### [Task brief]
Print all entries precisely as they are written.

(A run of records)
::::::::
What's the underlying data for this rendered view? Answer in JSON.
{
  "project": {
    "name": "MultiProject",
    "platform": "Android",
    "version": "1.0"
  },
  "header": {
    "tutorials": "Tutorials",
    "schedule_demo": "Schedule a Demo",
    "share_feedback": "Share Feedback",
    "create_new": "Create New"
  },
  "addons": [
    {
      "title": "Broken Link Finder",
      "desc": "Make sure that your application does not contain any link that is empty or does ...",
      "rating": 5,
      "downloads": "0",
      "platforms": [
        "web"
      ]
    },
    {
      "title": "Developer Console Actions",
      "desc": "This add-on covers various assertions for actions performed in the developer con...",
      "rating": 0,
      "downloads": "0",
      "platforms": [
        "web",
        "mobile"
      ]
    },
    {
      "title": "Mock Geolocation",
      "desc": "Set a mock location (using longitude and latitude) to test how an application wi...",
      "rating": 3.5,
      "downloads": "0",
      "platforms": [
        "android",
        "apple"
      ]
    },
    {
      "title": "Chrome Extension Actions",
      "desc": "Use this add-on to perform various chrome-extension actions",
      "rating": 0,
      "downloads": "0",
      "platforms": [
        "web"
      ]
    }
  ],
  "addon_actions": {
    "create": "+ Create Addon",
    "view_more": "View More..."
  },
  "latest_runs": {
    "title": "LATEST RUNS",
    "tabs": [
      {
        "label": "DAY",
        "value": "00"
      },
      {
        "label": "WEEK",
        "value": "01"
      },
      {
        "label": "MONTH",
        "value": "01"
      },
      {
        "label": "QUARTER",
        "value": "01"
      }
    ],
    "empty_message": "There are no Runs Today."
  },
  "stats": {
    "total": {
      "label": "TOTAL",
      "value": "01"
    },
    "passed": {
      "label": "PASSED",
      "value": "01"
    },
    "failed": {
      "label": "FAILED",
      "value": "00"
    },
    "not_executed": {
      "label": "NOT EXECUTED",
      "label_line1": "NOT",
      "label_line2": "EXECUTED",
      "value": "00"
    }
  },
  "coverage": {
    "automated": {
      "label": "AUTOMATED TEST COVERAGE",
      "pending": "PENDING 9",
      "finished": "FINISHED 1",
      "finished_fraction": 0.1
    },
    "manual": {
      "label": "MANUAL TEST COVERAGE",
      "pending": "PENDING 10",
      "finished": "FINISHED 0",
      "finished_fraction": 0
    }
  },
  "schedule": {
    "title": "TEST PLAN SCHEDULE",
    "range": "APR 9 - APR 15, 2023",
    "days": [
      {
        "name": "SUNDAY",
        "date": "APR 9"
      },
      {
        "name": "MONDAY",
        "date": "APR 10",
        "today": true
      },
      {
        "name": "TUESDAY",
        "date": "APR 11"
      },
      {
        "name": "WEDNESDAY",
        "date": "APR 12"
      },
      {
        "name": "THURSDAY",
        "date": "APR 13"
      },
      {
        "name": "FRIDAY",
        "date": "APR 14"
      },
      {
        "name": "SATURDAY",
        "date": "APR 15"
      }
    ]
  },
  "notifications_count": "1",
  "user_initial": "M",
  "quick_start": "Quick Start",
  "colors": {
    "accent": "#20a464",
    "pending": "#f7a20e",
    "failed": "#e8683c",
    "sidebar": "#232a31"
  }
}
::::::::
### [Task response]
What's the underlying data for this rendered view? Answer in JSON.
{
  "project": {
    "name": "MultiProject",
    "platform": "Android",
    "version": "1.0"
  },
  "header": {
    "tutorials": "Tutorials",
    "schedule_demo": "Schedule a Demo",
    "share_feedback": "Share Feedback",
    "create_new": "Create New"
  },
  "addons": [
    {
      "title": "Broken Link Finder",
      "desc": "Make sure that your application does not contain any link that is empty or does ...",
      "rating": 5,
      "downloads": "0",
      "platforms": [
        "web"
      ]
    },
    {
      "title": "Developer Console Actions",
      "desc": "This add-on covers various assertions for actions performed in the developer con...",
      "rating": 0,
      "downloads": "0",
      "platforms": [
        "web",
        "mobile"
      ]
    },
    {
      "title": "Mock Geolocation",
      "desc": "Set a mock location (using longitude and latitude) to test how an application wi...",
      "rating": 3.5,
      "downloads": "0",
      "platforms": [
        "android",
        "apple"
      ]
    },
    {
      "title": "Chrome Extension Actions",
      "desc": "Use this add-on to perform various chrome-extension actions",
      "rating": 0,
      "downloads": "0",
      "platforms": [
        "web"
      ]
    }
  ],
  "addon_actions": {
    "create": "+ Create Addon",
    "view_more": "View More..."
  },
  "latest_runs": {
    "title": "LATEST RUNS",
    "tabs": [
      {
        "label": "DAY",
        "value": "00"
      },
      {
        "label": "WEEK",
        "value": "01"
      },
      {
        "label": "MONTH",
        "value": "01"
      },
      {
        "label": "QUARTER",
        "value": "01"
      }
    ],
    "empty_message": "There are no Runs Today."
  },
  "stats": {
    "total": {
      "label": "TOTAL",
      "value": "01"
    },
    "passed": {
      "label": "PASSED",
      "value": "01"
    },
    "failed": {
      "label": "FAILED",
      "value": "00"
    },
    "not_executed": {
      "label": "NOT EXECUTED",
      "label_line1": "NOT",
      "label_line2": "EXECUTED",
      "value": "00"
    }
  },
  "coverage": {
    "automated": {
      "label": "AUTOMATED TEST COVERAGE",
      "pending": "PENDING 9",
      "finished": "FINISHED 1",
      "finished_fraction": 0.1
    },
    "manual": {
      "label": "MANUAL TEST COVERAGE",
      "pending": "PENDING 10",
      "finished": "FINISHED 0",
      "finished_fraction": 0
    }
  },
  "schedule": {
    "title": "TEST PLAN SCHEDULE",
    "range": "APR 9 - APR 15, 2023",
    "days": [
      {
        "name": "SUNDAY",
        "date": "APR 9"
      },
      {
        "name": "MONDAY",
        "date": "APR 10",
        "today": true
      },
      {
        "name": "TUESDAY",
        "date": "APR 11"
      },
      {
        "name": "WEDNESDAY",
        "date": "APR 12"
      },
      {
        "name": "THURSDAY",
        "date": "APR 13"
      },
      {
        "name": "FRIDAY",
        "date": "APR 14"
      },
      {
        "name": "SATURDAY",
        "date": "APR 15"
      }
    ]
  },
  "notifications_count": "1",
  "user_initial": "M",
  "quick_start": "Quick Start",
  "colors": {
    "accent": "#20a464",
    "pending": "#f7a20e",
    "failed": "#e8683c",
    "sidebar": "#232a31"
  }
}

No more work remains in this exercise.